▶ _STATED PROBLEM_:
Print out every line, exactly as written.

(Data excerpts)
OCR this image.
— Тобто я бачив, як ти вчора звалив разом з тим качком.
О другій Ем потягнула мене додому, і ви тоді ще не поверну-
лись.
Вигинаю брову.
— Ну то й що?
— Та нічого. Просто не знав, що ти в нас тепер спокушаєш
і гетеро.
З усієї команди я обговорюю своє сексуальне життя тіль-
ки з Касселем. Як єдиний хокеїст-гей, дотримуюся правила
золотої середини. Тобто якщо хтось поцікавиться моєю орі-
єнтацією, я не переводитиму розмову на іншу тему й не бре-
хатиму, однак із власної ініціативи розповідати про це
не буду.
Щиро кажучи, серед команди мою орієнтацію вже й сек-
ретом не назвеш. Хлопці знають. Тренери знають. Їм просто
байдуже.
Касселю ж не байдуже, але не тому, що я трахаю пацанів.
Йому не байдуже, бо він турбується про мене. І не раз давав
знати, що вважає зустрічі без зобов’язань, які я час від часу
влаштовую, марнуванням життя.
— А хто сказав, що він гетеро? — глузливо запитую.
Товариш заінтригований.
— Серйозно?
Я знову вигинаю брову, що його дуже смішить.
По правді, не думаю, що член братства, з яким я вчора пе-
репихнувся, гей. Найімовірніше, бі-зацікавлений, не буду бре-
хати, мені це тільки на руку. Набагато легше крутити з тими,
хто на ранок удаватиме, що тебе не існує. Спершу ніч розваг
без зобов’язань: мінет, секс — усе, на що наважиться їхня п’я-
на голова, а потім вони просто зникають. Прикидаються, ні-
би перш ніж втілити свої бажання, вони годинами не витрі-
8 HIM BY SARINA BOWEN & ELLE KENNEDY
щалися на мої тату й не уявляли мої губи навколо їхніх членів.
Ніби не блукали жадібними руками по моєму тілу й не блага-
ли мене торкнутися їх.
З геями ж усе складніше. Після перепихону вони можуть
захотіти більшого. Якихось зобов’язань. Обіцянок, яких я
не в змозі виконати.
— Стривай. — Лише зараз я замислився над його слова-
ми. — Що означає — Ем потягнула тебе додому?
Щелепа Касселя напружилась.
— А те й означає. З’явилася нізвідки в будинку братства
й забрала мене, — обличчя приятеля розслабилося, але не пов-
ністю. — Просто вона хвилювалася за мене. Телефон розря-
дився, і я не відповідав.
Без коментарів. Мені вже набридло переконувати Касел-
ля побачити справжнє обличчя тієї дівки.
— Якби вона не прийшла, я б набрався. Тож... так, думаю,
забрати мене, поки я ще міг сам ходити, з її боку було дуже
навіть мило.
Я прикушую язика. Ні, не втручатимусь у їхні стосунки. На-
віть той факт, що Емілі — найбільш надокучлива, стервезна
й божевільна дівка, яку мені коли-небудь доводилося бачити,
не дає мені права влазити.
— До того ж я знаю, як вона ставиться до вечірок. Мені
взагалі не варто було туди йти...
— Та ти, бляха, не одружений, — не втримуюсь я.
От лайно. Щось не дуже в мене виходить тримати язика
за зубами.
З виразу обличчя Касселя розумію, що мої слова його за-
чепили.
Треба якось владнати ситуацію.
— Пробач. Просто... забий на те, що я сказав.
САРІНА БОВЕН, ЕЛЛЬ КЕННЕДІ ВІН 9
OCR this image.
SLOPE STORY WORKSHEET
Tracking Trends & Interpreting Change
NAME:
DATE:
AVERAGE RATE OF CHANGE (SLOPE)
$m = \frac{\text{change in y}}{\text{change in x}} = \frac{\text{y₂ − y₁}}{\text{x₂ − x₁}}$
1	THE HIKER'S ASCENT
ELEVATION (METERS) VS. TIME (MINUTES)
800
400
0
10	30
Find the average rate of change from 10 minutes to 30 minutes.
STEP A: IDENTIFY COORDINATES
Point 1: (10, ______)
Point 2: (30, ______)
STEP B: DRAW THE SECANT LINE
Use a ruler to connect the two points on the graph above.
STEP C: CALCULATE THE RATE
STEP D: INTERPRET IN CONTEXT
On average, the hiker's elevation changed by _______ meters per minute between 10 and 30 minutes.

▶ _TASK SOLUTION_:
OCR this image.
— Тобто я бачив, як ти вчора звалив разом з тим качком.
О другій Ем потягнула мене додому, і ви тоді ще не поверну-
лись.
Вигинаю брову.
— Ну то й що?
— Та нічого. Просто не знав, що ти в нас тепер спокушаєш
і гетеро.
З усієї команди я обговорюю своє сексуальне життя тіль-
ки з Касселем. Як єдиний хокеїст-гей, дотримуюся правила
золотої середини. Тобто якщо хтось поцікавиться моєю орі-
єнтацією, я не переводитиму розмову на іншу тему й не бре-
хатиму, однак із власної ініціативи розповідати про це
не буду.
Щиро кажучи, серед команди мою орієнтацію вже й сек-
ретом не назвеш. Хлопці знають. Тренери знають. Їм просто
байдуже.
Касселю ж не байдуже, але не тому, що я трахаю пацанів.
Йому не байдуже, бо він турбується про мене. І не раз давав
знати, що вважає зустрічі без зобов’язань, які я час від часу
влаштовую, марнуванням життя.
— А хто сказав, що він гетеро? — глузливо запитую.
Товариш заінтригований.
— Серйозно?
Я знову вигинаю брову, що його дуже смішить.
По правді, не думаю, що член братства, з яким я вчора пе-
репихнувся, гей. Найімовірніше, бі-зацікавлений, не буду бре-
хати, мені це тільки на руку. Набагато легше крутити з тими,
хто на ранок удаватиме, що тебе не існує. Спершу ніч розваг
без зобов’язань: мінет, секс — усе, на що наважиться їхня п’я-
на голова, а потім вони просто зникають. Прикидаються, ні-
би перш ніж втілити свої бажання, вони годинами не витрі-
8 HIM BY SARINA BOWEN & ELLE KENNEDY
щалися на мої тату й не уявляли мої губи навколо їхніх членів.
Ніби не блукали жадібними руками по моєму тілу й не блага-
ли мене торкнутися їх.
З геями ж усе складніше. Після перепихону вони можуть
захотіти більшого. Якихось зобов’язань. Обіцянок, яких я
не в змозі виконати.
— Стривай. — Лише зараз я замислився над його слова-
ми. — Що означає — Ем потягнула тебе додому?
Щелепа Касселя напружилась.
— А те й означає. З’явилася нізвідки в будинку братства
й забрала мене, — обличчя приятеля розслабилося, але не пов-
ністю. — Просто вона хвилювалася за мене. Телефон розря-
дився, і я не відповідав.
Без коментарів. Мені вже набридло переконувати Касел-
ля побачити справжнє обличчя тієї дівки.
— Якби вона не прийшла, я б набрався. Тож... так, думаю,
забрати мене, поки я ще міг сам ходити, з її боку було дуже
навіть мило.
Я прикушую язика. Ні, не втручатимусь у їхні стосунки. На-
віть той факт, що Емілі — найбільш надокучлива, стервезна
й божевільна дівка, яку мені коли-небудь доводилося бачити,
не дає мені права влазити.
— До того ж я знаю, як вона ставиться до вечірок. Мені
взагалі не варто було туди йти...
— Та ти, бляха, не одружений, — не втримуюсь я.
От лайно. Щось не дуже в мене виходить тримати язика
за зубами.
З виразу обличчя Касселя розумію, що мої слова його за-
чепили.
Треба якось владнати ситуацію.
— Пробач. Просто... забий на те, що я сказав.
САРІНА БОВЕН, ЕЛЛЬ КЕННЕДІ ВІН 9
OCR this image.
SLOPE STORY WORKSHEET
Tracking Trends & Interpreting Change
NAME:
DATE:
AVERAGE RATE OF CHANGE (SLOPE)
$m = \frac{\text{change in y}}{\text{change in x}} = \frac{\text{y₂ − y₁}}{\text{x₂ − x₁}}$
1	THE HIKER'S ASCENT
ELEVATION (METERS) VS. TIME (MINUTES)
800
400
0
10	30
Find the average rate of change from 10 minutes to 30 minutes.
STEP A: IDENTIFY COORDINATES
Point 1: (10, ______)
Point 2: (30, ______)
STEP B: DRAW THE SECANT LINE
Use a ruler to connect the two points on the graph above.
STEP C: CALCULATE THE RATE
STEP D: INTERPRET IN CONTEXT
On average, the hiker's elevation changed by _______ meters per minute between 10 and 30 minutes.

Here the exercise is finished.